## SET EXERCISE
Retype every entry word for word.

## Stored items
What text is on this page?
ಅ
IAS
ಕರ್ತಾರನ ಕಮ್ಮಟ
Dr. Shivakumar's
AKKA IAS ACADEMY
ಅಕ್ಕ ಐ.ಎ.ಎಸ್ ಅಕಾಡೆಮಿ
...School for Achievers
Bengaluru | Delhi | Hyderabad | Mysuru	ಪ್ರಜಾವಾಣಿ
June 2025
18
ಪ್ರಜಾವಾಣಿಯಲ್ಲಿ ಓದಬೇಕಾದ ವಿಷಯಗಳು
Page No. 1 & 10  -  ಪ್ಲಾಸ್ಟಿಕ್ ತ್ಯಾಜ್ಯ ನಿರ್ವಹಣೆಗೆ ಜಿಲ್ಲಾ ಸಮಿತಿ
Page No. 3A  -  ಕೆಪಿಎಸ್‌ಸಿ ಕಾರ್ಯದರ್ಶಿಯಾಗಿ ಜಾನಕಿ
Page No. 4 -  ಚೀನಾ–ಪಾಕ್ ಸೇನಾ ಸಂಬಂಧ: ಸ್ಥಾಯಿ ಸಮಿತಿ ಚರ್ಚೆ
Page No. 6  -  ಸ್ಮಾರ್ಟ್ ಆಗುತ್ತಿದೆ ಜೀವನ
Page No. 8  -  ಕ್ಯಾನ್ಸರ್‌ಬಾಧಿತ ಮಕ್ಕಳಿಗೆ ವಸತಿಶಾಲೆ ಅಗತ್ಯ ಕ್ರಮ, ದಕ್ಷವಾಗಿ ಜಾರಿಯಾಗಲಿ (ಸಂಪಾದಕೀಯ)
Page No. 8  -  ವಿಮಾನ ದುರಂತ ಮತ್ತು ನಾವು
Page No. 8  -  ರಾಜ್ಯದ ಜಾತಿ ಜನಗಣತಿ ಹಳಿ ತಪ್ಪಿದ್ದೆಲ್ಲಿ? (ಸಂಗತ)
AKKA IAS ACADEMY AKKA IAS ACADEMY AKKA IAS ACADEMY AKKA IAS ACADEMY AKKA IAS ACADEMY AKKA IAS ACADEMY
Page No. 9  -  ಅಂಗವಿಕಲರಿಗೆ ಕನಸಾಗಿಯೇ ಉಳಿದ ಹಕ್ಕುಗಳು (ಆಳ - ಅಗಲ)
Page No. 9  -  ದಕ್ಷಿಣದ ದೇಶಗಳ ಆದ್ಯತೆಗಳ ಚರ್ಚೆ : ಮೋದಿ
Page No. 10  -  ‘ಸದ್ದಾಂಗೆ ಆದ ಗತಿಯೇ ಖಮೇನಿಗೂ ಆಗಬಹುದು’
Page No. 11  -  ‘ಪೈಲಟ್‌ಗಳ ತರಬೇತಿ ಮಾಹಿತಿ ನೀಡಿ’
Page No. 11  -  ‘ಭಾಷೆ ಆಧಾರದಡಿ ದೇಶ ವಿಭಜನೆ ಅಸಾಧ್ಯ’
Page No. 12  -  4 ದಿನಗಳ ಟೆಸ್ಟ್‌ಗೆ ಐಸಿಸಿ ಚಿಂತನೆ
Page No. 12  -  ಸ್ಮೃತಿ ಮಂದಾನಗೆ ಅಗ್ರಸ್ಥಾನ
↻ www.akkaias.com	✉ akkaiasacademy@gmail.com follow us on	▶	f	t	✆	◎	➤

## FULL ANSWER
What text is on this page?
ಅ
IAS
ಕರ್ತಾರನ ಕಮ್ಮಟ
Dr. Shivakumar's
AKKA IAS ACADEMY
ಅಕ್ಕ ಐ.ಎ.ಎಸ್ ಅಕಾಡೆಮಿ
...School for Achievers
Bengaluru | Delhi | Hyderabad | Mysuru	ಪ್ರಜಾವಾಣಿ
June 2025
18
ಪ್ರಜಾವಾಣಿಯಲ್ಲಿ ಓದಬೇಕಾದ ವಿಷಯಗಳು
Page No. 1 & 10  -  ಪ್ಲಾಸ್ಟಿಕ್ ತ್ಯಾಜ್ಯ ನಿರ್ವಹಣೆಗೆ ಜಿಲ್ಲಾ ಸಮಿತಿ
Page No. 3A  -  ಕೆಪಿಎಸ್‌ಸಿ ಕಾರ್ಯದರ್ಶಿಯಾಗಿ ಜಾನಕಿ
Page No. 4 -  ಚೀನಾ–ಪಾಕ್ ಸೇನಾ ಸಂಬಂಧ: ಸ್ಥಾಯಿ ಸಮಿತಿ ಚರ್ಚೆ
Page No. 6  -  ಸ್ಮಾರ್ಟ್ ಆಗುತ್ತಿದೆ ಜೀವನ
Page No. 8  -  ಕ್ಯಾನ್ಸರ್‌ಬಾಧಿತ ಮಕ್ಕಳಿಗೆ ವಸತಿಶಾಲೆ ಅಗತ್ಯ ಕ್ರಮ, ದಕ್ಷವಾಗಿ ಜಾರಿಯಾಗಲಿ (ಸಂಪಾದಕೀಯ)
Page No. 8  -  ವಿಮಾನ ದುರಂತ ಮತ್ತು ನಾವು
Page No. 8  -  ರಾಜ್ಯದ ಜಾತಿ ಜನಗಣತಿ ಹಳಿ ತಪ್ಪಿದ್ದೆಲ್ಲಿ? (ಸಂಗತ)
AKKA IAS ACADEMY AKKA IAS ACADEMY AKKA IAS ACADEMY AKKA IAS ACADEMY AKKA IAS ACADEMY AKKA IAS ACADEMY
Page No. 9  -  ಅಂಗವಿಕಲರಿಗೆ ಕನಸಾಗಿಯೇ ಉಳಿದ ಹಕ್ಕುಗಳು (ಆಳ - ಅಗಲ)
Page No. 9  -  ದಕ್ಷಿಣದ ದೇಶಗಳ ಆದ್ಯತೆಗಳ ಚರ್ಚೆ : ಮೋದಿ
Page No. 10  -  ‘ಸದ್ದಾಂಗೆ ಆದ ಗತಿಯೇ ಖಮೇನಿಗೂ ಆಗಬಹುದು’
Page No. 11  -  ‘ಪೈಲಟ್‌ಗಳ ತರಬೇತಿ ಮಾಹಿತಿ ನೀಡಿ’
Page No. 11  -  ‘ಭಾಷೆ ಆಧಾರದಡಿ ದೇಶ ವಿಭಜನೆ ಅಸಾಧ್ಯ’
Page No. 12  -  4 ದಿನಗಳ ಟೆಸ್ಟ್‌ಗೆ ಐಸಿಸಿ ಚಿಂತನೆ
Page No. 12  -  ಸ್ಮೃತಿ ಮಂದಾನಗೆ ಅಗ್ರಸ್ಥಾನ
↻ www.akkaias.com	✉ akkaiasacademy@gmail.com follow us on	▶	f	t	✆	◎	➤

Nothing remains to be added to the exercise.